[Given exercise]
Look through the listing below and work out how many of its lines hold the word "text". Give only the number.

[Provided data]
- - -

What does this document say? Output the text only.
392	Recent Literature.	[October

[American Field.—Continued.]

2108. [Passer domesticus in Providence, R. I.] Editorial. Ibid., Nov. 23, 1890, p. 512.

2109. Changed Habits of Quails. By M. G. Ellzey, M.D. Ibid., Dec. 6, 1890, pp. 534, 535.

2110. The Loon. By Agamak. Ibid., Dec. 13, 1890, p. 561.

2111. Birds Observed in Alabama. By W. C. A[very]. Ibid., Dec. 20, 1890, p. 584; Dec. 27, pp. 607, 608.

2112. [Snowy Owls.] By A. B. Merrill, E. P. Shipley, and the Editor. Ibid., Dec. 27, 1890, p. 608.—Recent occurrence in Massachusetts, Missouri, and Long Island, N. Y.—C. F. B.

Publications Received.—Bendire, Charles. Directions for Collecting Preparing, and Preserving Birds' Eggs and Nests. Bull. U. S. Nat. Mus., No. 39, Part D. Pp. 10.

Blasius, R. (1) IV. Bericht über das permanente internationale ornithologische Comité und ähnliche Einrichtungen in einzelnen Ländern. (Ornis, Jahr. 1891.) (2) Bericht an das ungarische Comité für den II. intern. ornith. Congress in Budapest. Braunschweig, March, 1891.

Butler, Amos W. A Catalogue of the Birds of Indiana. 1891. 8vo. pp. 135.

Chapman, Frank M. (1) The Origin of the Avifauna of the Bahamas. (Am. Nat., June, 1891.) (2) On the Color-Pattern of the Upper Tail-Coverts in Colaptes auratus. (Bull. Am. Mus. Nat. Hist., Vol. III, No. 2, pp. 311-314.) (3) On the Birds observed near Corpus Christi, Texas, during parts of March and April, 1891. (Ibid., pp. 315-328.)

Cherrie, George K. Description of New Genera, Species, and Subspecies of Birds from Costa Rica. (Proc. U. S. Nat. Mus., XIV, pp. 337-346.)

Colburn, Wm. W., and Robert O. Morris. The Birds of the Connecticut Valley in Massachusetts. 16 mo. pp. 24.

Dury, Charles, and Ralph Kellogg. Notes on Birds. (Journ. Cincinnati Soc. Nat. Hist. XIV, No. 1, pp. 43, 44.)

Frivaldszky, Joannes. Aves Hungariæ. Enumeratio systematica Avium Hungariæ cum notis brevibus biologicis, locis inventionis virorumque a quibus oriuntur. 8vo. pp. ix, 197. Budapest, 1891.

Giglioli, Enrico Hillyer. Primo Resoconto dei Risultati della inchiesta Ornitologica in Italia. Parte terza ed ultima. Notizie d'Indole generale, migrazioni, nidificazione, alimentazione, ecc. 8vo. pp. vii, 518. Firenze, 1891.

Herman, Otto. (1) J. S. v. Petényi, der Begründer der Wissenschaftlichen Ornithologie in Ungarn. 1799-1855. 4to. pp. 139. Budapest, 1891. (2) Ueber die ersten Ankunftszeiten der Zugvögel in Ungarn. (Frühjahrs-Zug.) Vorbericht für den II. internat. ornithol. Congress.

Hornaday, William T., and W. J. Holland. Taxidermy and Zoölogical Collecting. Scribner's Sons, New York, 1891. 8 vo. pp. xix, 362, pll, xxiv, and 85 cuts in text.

- - -

[The output]
2